## Start Data for processing

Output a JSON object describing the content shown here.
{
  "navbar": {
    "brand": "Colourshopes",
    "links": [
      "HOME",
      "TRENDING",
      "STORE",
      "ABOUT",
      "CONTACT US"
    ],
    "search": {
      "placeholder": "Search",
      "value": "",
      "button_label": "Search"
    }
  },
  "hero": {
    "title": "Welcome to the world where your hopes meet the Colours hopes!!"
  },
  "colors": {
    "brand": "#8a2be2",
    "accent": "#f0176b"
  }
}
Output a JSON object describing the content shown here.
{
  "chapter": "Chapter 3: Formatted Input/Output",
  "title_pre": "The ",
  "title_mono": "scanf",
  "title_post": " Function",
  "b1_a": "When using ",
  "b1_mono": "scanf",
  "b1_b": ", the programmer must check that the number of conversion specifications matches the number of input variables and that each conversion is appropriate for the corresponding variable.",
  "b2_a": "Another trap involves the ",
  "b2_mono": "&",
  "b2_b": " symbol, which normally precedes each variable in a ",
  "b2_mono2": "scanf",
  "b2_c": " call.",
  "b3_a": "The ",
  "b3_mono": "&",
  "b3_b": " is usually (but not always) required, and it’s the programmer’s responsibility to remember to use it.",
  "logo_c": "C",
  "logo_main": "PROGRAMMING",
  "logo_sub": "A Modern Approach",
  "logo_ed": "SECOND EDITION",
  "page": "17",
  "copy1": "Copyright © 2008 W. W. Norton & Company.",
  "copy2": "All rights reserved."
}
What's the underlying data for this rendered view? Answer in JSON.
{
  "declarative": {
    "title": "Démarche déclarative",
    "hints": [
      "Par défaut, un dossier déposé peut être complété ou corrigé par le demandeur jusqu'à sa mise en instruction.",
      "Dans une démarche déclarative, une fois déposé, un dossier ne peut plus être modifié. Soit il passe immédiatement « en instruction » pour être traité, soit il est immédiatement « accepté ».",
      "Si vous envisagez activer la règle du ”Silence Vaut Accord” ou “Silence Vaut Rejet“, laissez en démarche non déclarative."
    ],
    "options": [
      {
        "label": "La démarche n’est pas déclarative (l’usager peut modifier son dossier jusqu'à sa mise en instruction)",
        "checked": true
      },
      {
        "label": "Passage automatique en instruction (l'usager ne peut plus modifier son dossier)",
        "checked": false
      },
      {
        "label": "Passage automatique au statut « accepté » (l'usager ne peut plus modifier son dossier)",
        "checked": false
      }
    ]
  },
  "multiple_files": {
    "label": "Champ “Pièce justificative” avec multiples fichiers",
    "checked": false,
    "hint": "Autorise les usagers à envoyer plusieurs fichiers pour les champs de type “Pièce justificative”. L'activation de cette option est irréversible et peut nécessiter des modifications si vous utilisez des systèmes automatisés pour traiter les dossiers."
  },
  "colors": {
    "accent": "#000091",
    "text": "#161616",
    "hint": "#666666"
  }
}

## End Data for processing

(Work to do)
Every line of the material must be returned exactly as it appears.

(Response)
Output a JSON object describing the content shown here.
{
  "navbar": {
    "brand": "Colourshopes",
    "links": [
      "HOME",
      "TRENDING",
      "STORE",
      "ABOUT",
      "CONTACT US"
    ],
    "search": {
      "placeholder": "Search",
      "value": "",
      "button_label": "Search"
    }
  },
  "hero": {
    "title": "Welcome to the world where your hopes meet the Colours hopes!!"
  },
  "colors": {
    "brand": "#8a2be2",
    "accent": "#f0176b"
  }
}
Output a JSON object describing the content shown here.
{
  "chapter": "Chapter 3: Formatted Input/Output",
  "title_pre": "The ",
  "title_mono": "scanf",
  "title_post": " Function",
  "b1_a": "When using ",
  "b1_mono": "scanf",
  "b1_b": ", the programmer must check that the number of conversion specifications matches the number of input variables and that each conversion is appropriate for the corresponding variable.",
  "b2_a": "Another trap involves the ",
  "b2_mono": "&",
  "b2_b": " symbol, which normally precedes each variable in a ",
  "b2_mono2": "scanf",
  "b2_c": " call.",
  "b3_a": "The ",
  "b3_mono": "&",
  "b3_b": " is usually (but not always) required, and it’s the programmer’s responsibility to remember to use it.",
  "logo_c": "C",
  "logo_main": "PROGRAMMING",
  "logo_sub": "A Modern Approach",
  "logo_ed": "SECOND EDITION",
  "page": "17",
  "copy1": "Copyright © 2008 W. W. Norton & Company.",
  "copy2": "All rights reserved."
}
What's the underlying data for this rendered view? Answer in JSON.
{
  "declarative": {
    "title": "Démarche déclarative",
    "hints": [
      "Par défaut, un dossier déposé peut être complété ou corrigé par le demandeur jusqu'à sa mise en instruction.",
      "Dans une démarche déclarative, une fois déposé, un dossier ne peut plus être modifié. Soit il passe immédiatement « en instruction » pour être traité, soit il est immédiatement « accepté ».",
      "Si vous envisagez activer la règle du ”Silence Vaut Accord” ou “Silence Vaut Rejet“, laissez en démarche non déclarative."
    ],
    "options": [
      {
        "label": "La démarche n’est pas déclarative (l’usager peut modifier son dossier jusqu'à sa mise en instruction)",
        "checked": true
      },
      {
        "label": "Passage automatique en instruction (l'usager ne peut plus modifier son dossier)",
        "checked": false
      },
      {
        "label": "Passage automatique au statut « accepté » (l'usager ne peut plus modifier son dossier)",
        "checked": false
      }
    ]
  },
  "multiple_files": {
    "label": "Champ “Pièce justificative” avec multiples fichiers",
    "checked": false,
    "hint": "Autorise les usagers à envoyer plusieurs fichiers pour les champs de type “Pièce justificative”. L'activation de cette option est irréversible et peut nécessiter des modifications si vous utilisez des systèmes automatisés pour traiter les dossiers."
  },
  "colors": {
    "accent": "#000091",
    "text": "#161616",
    "hint": "#666666"
  }
}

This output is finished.